=== Begin Enclosure ===

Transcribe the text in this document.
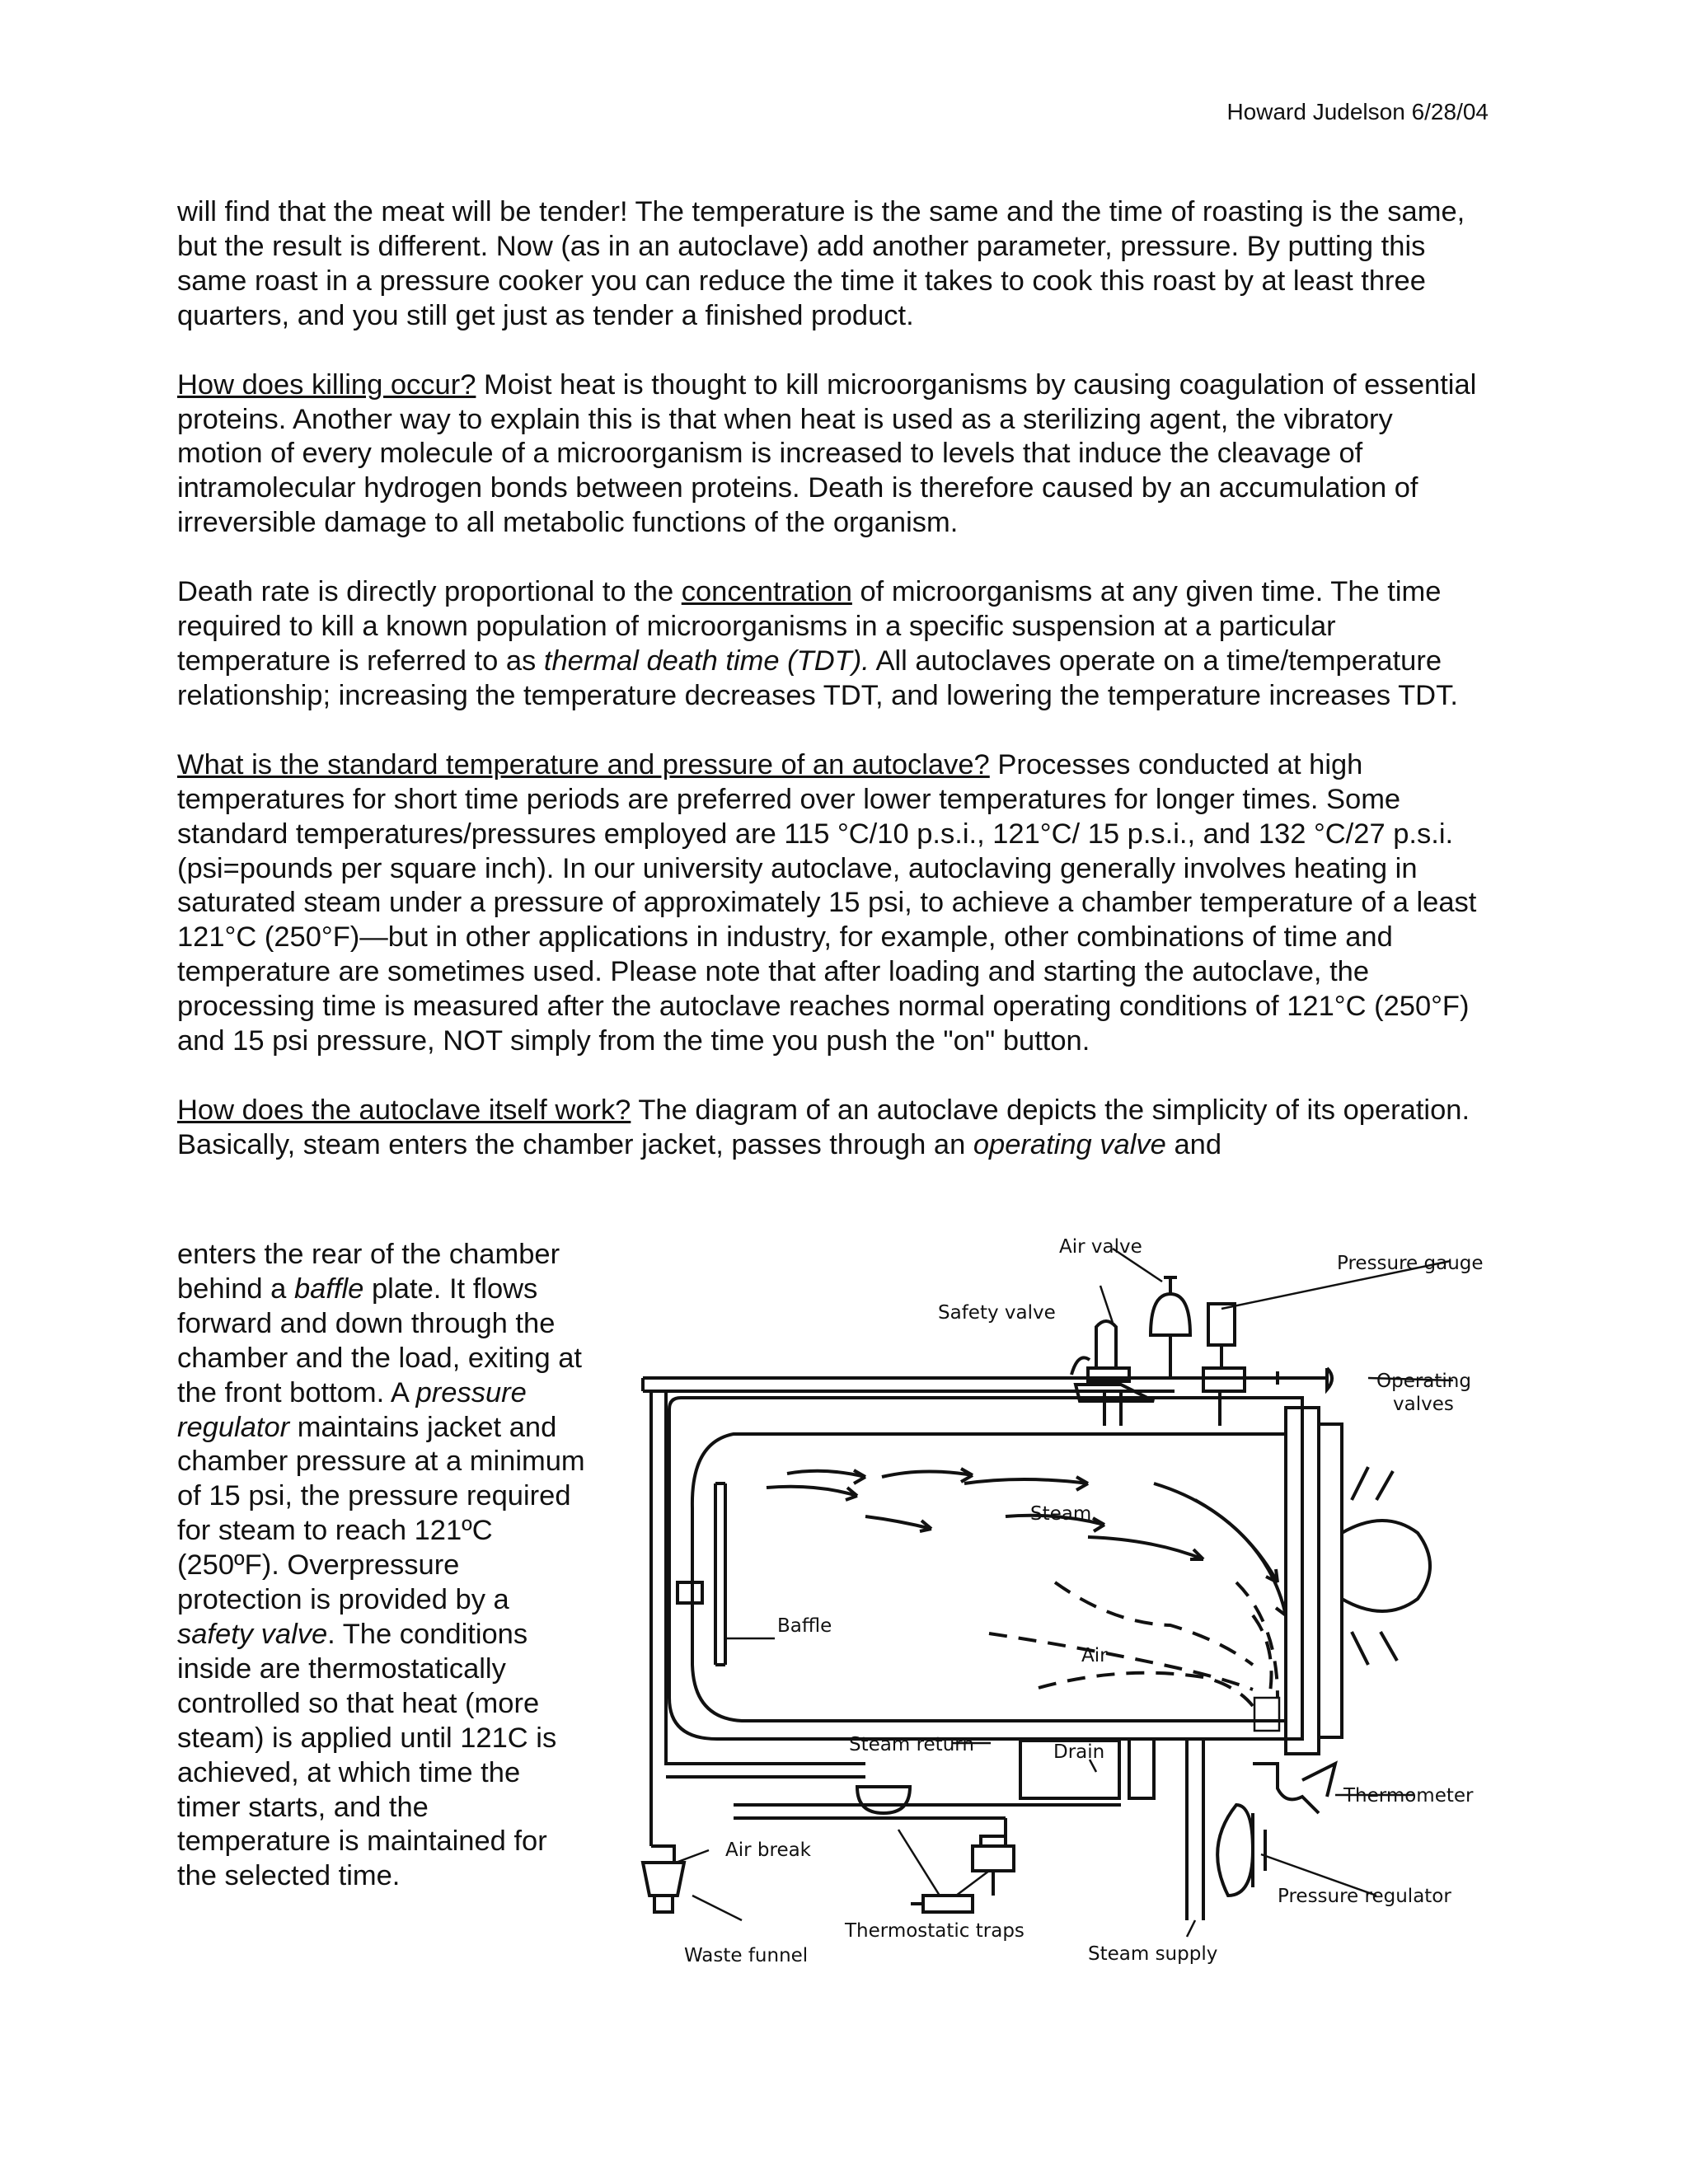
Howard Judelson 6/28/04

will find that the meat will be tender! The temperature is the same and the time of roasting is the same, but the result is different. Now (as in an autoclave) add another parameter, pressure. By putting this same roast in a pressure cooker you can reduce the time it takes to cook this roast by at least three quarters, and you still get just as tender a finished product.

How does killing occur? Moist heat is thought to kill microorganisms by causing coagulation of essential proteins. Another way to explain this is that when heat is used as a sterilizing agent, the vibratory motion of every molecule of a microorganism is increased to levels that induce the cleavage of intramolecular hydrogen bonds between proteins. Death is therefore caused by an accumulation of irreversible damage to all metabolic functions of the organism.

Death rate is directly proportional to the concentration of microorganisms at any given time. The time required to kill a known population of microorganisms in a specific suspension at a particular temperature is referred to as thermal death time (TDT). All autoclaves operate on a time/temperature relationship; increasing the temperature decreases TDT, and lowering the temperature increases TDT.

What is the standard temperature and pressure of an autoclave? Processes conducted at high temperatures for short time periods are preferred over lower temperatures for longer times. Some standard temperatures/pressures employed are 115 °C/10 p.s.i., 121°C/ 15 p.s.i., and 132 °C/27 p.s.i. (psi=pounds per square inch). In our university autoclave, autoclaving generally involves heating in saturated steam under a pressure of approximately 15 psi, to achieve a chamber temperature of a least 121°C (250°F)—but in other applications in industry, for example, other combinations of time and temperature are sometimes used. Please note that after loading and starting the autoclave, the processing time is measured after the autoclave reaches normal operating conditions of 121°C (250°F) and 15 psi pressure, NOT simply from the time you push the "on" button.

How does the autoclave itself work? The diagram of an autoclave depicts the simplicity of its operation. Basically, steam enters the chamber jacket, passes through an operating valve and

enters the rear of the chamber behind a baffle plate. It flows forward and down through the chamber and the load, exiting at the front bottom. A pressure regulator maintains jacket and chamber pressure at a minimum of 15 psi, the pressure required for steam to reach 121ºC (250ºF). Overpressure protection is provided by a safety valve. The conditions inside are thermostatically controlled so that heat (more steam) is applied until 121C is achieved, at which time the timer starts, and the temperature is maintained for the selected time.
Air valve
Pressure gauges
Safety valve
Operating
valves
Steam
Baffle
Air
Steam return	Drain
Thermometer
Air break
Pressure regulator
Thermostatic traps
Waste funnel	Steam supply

=== End Enclosure ===
=== Begin Enclosure ===

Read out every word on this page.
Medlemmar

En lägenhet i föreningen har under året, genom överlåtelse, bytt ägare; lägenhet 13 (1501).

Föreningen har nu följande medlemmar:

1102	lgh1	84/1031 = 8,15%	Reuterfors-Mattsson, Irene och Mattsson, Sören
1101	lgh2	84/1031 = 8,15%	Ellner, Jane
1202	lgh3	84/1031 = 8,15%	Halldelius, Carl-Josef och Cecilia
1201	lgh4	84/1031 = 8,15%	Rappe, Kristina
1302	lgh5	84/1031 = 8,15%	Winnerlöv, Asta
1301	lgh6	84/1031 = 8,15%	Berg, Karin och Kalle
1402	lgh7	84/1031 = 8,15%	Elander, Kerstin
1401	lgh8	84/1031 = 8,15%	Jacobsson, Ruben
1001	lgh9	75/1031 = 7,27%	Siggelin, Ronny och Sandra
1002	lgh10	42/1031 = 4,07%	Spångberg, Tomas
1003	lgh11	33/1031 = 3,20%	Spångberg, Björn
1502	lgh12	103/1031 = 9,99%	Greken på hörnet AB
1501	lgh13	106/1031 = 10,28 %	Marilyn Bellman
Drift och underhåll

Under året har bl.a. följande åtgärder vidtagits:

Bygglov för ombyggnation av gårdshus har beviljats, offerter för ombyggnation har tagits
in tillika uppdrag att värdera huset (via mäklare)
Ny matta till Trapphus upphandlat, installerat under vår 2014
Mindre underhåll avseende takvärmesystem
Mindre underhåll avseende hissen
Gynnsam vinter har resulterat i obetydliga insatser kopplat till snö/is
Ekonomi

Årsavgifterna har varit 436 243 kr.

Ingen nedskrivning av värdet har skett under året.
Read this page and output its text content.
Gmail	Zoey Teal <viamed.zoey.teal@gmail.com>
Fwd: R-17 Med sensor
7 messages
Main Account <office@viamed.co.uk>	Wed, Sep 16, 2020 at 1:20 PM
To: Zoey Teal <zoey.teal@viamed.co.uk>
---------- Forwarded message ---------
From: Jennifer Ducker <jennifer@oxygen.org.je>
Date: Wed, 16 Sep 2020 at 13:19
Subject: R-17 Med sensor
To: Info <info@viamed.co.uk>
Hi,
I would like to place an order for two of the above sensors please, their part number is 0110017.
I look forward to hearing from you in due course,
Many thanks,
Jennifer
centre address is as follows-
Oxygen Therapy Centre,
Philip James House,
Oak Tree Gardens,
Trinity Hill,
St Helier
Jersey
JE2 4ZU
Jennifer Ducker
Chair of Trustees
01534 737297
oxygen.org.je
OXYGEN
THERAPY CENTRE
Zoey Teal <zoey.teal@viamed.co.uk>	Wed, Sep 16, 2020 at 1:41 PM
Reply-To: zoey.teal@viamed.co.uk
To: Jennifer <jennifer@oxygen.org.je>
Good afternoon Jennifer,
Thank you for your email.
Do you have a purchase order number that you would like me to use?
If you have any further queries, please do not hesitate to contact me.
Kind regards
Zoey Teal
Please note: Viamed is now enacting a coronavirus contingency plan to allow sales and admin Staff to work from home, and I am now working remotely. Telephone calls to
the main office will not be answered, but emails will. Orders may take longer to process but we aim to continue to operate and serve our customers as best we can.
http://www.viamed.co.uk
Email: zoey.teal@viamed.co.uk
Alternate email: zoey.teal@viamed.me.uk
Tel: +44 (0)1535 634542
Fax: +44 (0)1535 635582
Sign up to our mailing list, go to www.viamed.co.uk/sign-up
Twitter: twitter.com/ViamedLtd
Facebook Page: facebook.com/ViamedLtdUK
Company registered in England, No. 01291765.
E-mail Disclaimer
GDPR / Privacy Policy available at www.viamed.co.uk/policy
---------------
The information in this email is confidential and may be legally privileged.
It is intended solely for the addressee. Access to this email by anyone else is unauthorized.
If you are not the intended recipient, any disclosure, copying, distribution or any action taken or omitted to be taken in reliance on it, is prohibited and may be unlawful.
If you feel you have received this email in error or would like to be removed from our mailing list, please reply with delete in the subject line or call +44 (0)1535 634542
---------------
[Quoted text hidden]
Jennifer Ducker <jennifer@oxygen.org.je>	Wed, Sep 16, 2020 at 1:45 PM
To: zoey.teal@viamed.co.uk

=== End Enclosure ===

Task details: Would you please return all lines from the listing above that contain "operate"?

Your solution:
Death rate is directly proportional to the concentration of microorganisms at any given time. The time required to kill a known population of microorganisms in a specific suspension at a particular temperature is referred to as thermal death time (TDT). All autoclaves operate on a time/temperature relationship; increasing the temperature decreases TDT, and lowering the temperature increases TDT.
the main office will not be answered, but emails will. Orders may take longer to process but we aim to continue to operate and serve our customers as best we can.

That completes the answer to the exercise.